THE RECORDS:
* * *

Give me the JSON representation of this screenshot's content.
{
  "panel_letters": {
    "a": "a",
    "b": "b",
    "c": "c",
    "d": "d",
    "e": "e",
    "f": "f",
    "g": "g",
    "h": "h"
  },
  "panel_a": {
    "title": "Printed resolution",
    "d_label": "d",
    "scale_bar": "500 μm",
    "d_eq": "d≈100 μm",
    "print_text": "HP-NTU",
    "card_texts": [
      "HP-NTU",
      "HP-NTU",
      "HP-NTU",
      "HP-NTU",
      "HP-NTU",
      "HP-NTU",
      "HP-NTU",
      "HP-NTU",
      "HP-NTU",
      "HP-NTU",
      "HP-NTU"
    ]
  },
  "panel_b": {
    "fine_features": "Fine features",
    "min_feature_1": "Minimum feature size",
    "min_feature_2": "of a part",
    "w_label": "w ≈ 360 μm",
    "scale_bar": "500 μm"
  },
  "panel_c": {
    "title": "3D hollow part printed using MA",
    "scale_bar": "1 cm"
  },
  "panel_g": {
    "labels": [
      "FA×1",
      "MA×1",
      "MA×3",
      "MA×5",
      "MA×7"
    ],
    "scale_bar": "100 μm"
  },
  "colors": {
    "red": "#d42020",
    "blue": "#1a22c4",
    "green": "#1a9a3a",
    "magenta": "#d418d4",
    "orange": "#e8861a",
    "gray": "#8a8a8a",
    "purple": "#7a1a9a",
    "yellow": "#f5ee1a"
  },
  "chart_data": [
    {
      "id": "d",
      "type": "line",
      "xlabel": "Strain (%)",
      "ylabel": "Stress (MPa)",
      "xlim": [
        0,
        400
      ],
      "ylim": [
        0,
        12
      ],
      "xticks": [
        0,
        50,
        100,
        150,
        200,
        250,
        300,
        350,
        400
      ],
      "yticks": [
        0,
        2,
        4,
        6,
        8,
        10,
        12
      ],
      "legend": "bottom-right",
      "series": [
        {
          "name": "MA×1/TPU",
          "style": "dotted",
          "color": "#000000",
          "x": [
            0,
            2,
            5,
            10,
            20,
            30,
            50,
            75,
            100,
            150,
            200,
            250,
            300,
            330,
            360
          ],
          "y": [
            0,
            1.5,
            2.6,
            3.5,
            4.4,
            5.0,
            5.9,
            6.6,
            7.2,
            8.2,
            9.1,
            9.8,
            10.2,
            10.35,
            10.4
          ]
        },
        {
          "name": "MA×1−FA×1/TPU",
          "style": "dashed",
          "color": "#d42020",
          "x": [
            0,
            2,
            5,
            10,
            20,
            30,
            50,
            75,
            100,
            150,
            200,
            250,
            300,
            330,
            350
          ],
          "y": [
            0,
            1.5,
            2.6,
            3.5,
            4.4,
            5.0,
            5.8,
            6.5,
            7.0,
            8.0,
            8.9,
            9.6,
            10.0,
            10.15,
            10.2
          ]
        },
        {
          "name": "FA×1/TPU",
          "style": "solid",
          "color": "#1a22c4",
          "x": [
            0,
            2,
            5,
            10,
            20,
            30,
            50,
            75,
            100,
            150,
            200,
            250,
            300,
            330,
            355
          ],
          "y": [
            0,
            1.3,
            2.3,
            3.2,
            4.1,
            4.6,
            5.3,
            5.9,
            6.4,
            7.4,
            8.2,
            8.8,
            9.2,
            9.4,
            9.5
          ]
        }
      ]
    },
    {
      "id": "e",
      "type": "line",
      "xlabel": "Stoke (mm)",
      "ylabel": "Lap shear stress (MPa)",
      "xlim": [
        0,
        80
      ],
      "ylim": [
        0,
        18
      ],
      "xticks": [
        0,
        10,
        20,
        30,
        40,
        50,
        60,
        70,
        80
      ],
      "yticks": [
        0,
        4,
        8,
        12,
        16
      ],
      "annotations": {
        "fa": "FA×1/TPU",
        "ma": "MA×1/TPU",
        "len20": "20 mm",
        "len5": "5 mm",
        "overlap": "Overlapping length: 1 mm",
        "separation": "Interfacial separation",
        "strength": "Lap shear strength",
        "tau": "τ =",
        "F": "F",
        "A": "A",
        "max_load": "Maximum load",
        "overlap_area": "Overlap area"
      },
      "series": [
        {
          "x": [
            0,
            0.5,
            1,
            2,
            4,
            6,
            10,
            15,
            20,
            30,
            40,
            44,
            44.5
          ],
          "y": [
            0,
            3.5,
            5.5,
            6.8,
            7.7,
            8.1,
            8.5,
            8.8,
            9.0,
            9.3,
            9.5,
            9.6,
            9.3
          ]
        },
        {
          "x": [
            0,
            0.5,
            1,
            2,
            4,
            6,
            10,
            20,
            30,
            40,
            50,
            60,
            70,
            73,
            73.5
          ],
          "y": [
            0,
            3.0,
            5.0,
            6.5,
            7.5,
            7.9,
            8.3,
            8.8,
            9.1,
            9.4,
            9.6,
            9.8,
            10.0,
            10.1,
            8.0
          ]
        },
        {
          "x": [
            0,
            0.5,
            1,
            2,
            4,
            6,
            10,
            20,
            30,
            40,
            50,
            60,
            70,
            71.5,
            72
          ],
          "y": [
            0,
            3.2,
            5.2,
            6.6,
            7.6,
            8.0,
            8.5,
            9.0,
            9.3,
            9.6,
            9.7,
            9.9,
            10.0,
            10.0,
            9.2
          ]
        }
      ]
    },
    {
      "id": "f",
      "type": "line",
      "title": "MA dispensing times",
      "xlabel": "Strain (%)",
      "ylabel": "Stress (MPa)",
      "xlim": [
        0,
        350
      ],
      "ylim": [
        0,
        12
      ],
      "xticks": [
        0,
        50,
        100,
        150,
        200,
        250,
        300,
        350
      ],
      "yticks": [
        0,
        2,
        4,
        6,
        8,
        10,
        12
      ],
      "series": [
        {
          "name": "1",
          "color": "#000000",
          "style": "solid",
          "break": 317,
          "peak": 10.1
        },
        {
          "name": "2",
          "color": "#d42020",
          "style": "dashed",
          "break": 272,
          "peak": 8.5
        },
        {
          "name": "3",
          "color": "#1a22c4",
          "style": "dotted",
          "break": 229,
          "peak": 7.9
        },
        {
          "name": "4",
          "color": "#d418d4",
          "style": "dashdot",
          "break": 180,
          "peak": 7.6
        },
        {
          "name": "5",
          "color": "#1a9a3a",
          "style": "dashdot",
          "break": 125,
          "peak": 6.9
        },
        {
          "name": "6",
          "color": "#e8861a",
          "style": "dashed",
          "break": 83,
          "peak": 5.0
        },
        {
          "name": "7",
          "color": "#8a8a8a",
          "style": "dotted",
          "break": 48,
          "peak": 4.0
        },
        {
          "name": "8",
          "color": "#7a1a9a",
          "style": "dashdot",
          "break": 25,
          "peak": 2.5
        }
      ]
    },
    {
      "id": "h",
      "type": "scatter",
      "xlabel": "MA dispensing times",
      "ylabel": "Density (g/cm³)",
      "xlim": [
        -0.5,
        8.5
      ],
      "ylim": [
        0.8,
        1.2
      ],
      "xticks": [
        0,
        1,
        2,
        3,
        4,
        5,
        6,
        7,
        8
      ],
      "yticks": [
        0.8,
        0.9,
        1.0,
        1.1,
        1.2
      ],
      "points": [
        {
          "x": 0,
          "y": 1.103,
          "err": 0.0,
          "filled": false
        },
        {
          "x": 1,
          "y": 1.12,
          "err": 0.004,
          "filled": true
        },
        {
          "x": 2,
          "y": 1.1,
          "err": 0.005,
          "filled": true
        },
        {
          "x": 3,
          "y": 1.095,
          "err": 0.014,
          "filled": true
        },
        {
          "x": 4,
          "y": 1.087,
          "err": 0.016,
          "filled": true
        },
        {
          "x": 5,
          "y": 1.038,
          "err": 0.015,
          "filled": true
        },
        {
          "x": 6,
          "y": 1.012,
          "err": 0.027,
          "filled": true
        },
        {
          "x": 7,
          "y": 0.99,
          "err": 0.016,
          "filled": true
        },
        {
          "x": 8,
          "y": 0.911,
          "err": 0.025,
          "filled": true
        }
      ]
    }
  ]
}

* * *

TASK BRIEF: Return all the lines that contain the string "part".

WRITTEN REPLY:
    "min_feature_2": "of a part",
    "title": "3D hollow part printed using MA",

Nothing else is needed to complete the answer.